## Direction
Of the lines in the listing, how many include the string "common"? Write the number and nothing else.
=-=-=
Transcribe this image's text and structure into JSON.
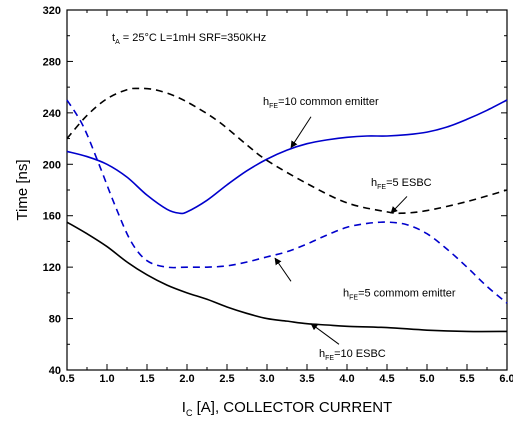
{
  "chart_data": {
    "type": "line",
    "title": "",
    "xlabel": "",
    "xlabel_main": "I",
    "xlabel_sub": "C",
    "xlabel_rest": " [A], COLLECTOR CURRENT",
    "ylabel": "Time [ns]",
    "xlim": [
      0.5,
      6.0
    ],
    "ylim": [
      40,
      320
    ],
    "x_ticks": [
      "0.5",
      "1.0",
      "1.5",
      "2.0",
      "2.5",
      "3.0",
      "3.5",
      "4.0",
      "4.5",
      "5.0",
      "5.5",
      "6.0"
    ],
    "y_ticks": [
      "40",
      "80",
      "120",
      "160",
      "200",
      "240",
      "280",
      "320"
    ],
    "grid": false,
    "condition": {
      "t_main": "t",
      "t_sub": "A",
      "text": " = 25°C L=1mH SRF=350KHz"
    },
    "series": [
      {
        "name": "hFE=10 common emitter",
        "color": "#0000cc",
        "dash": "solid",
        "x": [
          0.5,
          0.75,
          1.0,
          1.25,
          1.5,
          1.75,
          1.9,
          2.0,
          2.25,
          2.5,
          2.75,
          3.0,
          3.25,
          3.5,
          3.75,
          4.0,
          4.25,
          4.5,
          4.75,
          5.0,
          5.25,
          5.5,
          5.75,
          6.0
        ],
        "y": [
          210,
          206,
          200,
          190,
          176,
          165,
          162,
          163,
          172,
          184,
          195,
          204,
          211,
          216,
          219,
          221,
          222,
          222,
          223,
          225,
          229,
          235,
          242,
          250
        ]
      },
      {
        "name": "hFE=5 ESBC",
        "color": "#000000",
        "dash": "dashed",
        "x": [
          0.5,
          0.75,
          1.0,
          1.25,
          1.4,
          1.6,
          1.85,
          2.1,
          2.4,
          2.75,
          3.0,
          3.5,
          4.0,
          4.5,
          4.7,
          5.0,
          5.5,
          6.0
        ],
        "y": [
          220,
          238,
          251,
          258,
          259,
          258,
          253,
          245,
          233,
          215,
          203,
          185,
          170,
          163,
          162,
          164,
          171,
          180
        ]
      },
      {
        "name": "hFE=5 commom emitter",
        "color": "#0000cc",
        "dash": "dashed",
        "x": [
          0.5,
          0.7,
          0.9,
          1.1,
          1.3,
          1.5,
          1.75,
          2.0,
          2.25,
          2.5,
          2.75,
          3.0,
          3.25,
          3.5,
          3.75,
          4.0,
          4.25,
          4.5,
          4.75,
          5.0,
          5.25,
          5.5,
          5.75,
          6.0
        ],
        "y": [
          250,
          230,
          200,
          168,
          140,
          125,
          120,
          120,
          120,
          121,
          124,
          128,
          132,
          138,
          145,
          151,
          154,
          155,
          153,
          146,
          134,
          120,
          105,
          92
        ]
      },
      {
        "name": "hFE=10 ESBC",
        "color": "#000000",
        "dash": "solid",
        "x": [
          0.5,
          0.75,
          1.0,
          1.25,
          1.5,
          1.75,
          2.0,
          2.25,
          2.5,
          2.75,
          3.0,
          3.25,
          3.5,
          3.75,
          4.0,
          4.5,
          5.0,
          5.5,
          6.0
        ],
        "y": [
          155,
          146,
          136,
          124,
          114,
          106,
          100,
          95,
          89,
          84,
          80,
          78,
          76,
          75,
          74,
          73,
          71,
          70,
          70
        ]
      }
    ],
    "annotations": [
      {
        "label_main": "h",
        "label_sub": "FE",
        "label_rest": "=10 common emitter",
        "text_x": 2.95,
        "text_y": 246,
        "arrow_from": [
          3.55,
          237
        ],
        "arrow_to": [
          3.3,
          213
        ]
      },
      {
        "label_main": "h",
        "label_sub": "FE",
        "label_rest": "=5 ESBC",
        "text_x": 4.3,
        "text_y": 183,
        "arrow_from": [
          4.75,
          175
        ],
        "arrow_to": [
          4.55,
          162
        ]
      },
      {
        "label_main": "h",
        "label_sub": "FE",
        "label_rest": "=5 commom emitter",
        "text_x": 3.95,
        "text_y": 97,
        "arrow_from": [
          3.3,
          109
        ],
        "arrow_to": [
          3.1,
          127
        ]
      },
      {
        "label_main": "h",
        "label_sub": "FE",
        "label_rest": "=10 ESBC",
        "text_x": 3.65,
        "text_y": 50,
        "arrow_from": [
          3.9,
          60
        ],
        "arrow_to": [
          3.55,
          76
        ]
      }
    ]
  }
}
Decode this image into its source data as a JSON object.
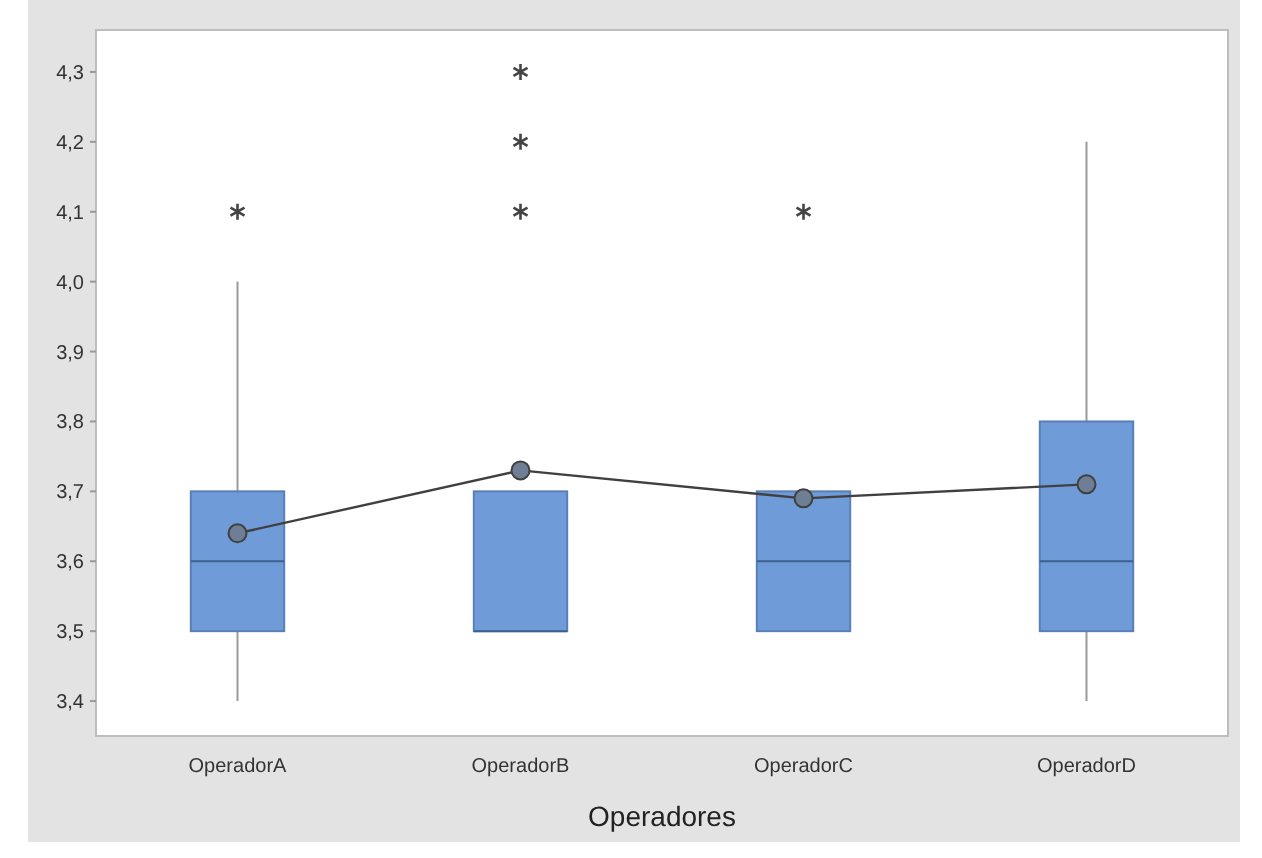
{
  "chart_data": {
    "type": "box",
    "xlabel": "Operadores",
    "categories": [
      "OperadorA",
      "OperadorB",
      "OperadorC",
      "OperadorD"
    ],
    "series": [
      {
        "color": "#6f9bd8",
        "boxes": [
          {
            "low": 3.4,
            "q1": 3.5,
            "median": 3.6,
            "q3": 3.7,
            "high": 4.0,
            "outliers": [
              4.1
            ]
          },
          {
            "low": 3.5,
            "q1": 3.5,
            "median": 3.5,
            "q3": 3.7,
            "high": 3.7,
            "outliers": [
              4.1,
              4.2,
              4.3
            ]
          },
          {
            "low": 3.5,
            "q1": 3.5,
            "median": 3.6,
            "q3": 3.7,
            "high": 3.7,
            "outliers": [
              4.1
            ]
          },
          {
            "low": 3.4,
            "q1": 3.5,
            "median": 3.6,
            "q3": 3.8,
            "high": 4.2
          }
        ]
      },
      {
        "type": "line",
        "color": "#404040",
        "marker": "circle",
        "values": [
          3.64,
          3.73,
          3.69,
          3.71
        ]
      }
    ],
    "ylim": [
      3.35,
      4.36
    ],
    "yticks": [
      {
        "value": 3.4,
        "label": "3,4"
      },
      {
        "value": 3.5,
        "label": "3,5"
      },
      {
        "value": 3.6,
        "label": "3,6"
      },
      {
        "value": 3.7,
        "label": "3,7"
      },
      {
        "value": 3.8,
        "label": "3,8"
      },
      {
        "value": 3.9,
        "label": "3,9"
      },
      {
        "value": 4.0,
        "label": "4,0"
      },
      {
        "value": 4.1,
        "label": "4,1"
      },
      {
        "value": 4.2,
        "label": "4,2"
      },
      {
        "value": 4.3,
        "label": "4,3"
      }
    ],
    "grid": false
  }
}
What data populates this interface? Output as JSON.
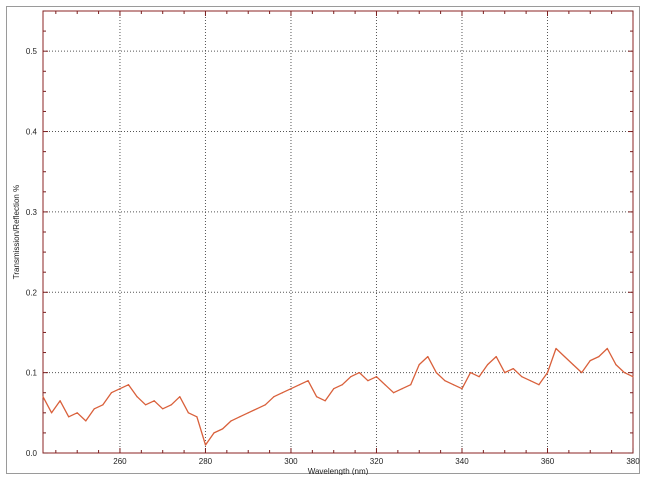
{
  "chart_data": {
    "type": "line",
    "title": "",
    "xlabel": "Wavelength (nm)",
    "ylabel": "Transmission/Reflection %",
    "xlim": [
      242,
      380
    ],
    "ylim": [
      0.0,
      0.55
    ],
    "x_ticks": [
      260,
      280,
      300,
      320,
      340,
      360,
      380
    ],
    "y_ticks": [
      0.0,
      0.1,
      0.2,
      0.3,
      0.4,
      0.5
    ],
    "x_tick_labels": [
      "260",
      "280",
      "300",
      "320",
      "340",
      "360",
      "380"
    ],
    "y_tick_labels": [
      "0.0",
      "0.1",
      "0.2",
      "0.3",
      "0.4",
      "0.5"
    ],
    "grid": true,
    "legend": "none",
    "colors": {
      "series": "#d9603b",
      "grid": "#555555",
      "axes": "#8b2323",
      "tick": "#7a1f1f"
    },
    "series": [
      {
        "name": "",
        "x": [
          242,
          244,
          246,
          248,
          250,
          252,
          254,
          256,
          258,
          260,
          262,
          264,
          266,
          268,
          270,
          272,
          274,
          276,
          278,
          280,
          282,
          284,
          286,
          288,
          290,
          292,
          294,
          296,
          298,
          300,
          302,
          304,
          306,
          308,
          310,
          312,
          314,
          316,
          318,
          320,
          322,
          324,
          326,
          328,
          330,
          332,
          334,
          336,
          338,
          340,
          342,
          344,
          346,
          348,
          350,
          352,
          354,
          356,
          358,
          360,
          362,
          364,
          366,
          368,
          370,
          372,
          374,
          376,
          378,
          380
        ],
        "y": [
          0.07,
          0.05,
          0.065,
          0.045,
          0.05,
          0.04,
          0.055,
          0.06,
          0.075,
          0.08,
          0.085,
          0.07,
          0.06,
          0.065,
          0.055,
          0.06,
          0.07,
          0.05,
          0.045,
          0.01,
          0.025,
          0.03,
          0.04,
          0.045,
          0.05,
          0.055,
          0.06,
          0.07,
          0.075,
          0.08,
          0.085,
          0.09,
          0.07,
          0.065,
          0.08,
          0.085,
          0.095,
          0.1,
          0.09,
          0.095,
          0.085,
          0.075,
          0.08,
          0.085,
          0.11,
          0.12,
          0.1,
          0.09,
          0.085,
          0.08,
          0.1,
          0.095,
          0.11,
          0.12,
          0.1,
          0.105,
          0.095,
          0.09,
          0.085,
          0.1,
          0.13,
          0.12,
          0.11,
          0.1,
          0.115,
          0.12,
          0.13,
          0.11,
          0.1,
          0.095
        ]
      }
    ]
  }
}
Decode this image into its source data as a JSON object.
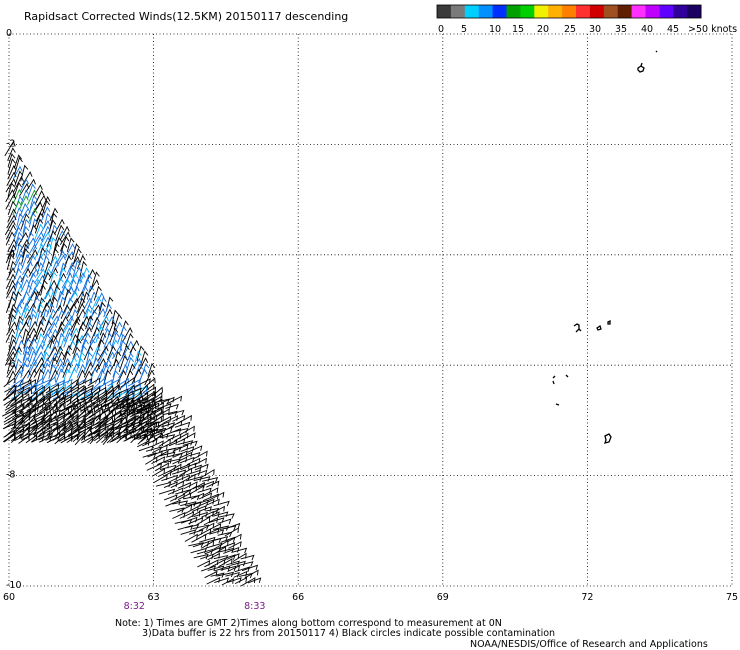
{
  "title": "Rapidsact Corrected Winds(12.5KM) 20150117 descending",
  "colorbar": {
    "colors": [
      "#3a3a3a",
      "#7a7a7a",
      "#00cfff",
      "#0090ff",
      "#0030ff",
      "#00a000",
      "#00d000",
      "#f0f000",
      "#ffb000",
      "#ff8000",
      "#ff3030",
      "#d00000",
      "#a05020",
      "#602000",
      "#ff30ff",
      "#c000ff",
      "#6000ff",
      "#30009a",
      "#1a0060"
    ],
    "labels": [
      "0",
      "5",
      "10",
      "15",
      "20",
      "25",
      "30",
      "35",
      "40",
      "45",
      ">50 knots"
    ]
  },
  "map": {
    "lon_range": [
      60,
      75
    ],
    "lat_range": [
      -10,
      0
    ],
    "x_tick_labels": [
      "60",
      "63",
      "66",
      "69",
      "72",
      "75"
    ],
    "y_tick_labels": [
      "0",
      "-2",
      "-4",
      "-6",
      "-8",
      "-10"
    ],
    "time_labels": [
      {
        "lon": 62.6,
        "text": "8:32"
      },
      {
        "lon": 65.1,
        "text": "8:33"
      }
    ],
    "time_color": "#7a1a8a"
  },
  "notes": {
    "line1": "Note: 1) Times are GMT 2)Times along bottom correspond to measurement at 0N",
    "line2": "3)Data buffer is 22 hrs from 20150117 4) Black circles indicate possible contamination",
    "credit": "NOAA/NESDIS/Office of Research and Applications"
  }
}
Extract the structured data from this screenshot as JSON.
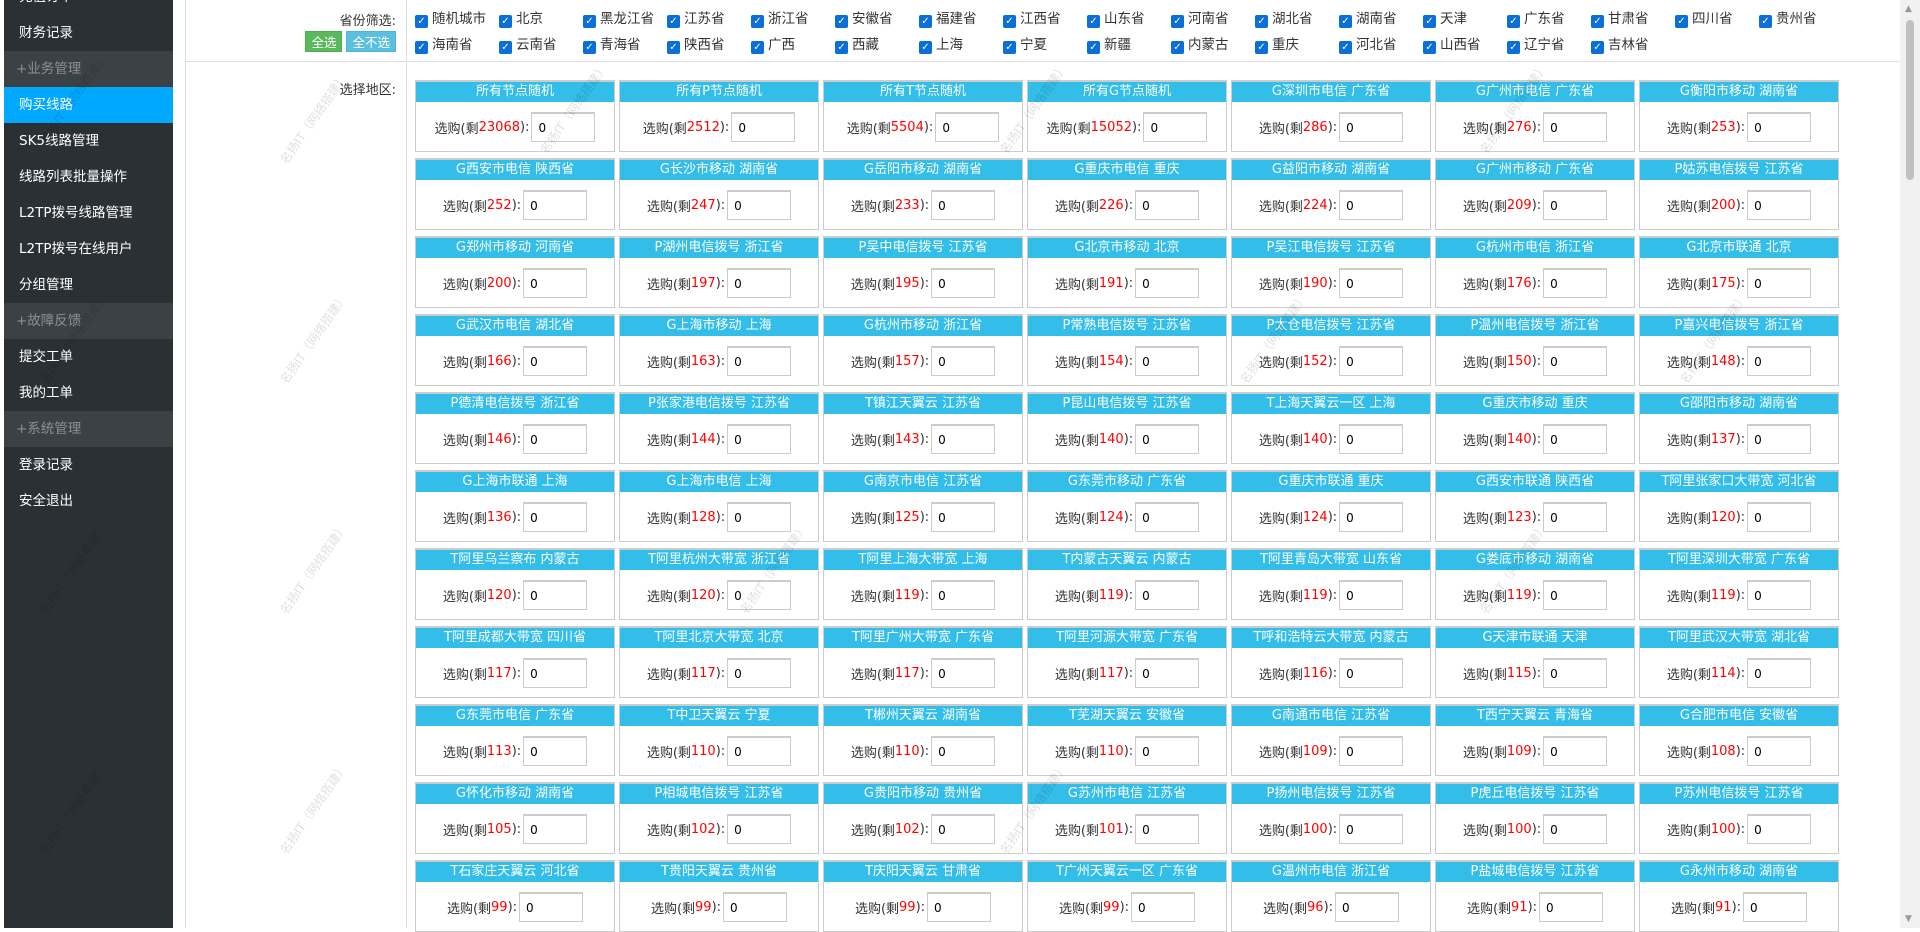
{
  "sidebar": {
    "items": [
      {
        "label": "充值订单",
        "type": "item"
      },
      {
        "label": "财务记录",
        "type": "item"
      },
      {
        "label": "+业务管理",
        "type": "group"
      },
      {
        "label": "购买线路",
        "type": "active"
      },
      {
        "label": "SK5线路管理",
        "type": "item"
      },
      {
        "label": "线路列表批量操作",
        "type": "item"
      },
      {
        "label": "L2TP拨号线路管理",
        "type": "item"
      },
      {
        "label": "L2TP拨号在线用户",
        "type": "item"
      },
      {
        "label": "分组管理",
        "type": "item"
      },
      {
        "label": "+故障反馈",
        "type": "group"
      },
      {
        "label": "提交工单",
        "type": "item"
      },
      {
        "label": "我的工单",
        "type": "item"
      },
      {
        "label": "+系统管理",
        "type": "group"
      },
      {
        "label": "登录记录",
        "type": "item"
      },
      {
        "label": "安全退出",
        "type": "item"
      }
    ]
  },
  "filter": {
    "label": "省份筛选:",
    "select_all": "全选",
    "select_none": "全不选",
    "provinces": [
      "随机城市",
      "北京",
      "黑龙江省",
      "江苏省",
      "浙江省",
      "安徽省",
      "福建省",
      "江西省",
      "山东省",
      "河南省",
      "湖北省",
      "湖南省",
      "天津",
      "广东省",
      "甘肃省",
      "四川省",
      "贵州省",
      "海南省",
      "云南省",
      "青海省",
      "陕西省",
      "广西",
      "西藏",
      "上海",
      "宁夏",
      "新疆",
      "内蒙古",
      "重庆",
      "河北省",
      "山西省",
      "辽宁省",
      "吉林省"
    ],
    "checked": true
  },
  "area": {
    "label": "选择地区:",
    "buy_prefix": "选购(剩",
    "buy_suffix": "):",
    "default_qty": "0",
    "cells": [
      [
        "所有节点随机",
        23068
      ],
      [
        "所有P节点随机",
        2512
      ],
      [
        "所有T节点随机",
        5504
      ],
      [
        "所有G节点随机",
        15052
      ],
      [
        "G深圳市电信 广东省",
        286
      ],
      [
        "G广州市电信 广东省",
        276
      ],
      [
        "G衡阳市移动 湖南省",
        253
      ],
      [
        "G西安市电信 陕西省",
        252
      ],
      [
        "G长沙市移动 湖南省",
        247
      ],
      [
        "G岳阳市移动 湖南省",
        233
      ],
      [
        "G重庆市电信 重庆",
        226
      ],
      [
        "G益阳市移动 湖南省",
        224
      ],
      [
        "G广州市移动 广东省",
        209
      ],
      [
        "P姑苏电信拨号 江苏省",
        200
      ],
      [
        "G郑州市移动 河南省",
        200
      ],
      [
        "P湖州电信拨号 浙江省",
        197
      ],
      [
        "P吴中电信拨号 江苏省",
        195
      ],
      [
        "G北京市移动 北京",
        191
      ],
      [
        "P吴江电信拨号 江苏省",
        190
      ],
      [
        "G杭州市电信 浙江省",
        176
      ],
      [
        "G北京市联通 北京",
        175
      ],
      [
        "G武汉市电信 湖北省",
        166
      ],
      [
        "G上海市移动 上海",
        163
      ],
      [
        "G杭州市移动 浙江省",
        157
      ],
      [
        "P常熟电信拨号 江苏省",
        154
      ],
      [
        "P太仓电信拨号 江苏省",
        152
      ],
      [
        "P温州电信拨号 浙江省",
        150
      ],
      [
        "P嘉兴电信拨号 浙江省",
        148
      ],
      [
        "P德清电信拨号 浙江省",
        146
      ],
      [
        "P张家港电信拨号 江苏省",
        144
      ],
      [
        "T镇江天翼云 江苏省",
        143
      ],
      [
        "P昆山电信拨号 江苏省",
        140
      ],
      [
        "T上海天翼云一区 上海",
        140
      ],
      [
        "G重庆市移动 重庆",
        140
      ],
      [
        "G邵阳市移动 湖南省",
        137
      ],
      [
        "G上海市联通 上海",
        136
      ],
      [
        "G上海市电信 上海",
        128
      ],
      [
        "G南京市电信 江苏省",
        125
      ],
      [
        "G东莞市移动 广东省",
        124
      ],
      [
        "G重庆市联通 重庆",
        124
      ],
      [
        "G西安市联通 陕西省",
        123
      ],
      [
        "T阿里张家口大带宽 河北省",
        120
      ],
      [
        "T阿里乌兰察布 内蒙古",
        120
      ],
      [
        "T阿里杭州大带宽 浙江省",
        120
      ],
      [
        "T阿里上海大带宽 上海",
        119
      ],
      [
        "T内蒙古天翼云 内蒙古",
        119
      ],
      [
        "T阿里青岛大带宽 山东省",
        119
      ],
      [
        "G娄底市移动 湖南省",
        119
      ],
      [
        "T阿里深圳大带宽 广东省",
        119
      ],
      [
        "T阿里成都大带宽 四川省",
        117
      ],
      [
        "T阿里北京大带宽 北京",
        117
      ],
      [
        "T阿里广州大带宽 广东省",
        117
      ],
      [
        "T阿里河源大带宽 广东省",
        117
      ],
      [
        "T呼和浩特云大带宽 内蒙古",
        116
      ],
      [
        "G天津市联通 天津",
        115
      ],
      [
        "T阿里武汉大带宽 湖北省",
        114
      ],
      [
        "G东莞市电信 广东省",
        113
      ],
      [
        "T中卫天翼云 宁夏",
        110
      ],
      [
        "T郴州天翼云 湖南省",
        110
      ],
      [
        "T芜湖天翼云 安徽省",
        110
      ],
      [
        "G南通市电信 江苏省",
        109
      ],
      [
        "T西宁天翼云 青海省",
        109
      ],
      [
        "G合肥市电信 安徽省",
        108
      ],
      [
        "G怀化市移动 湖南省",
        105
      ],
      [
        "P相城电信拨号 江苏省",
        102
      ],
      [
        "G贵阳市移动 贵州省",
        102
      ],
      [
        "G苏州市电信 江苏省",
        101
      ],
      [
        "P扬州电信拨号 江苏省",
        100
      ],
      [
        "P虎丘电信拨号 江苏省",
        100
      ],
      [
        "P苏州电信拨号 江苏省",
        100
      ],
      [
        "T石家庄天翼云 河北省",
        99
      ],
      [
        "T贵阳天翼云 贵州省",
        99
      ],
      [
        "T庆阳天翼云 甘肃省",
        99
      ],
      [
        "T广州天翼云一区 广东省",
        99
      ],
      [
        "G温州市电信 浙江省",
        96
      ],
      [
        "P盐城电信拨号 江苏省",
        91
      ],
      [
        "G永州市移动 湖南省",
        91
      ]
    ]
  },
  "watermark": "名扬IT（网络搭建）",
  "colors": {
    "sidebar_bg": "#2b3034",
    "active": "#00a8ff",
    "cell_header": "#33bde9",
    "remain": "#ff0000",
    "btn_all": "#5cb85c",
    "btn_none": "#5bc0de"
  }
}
=-=-=
## Solution to this exercise
2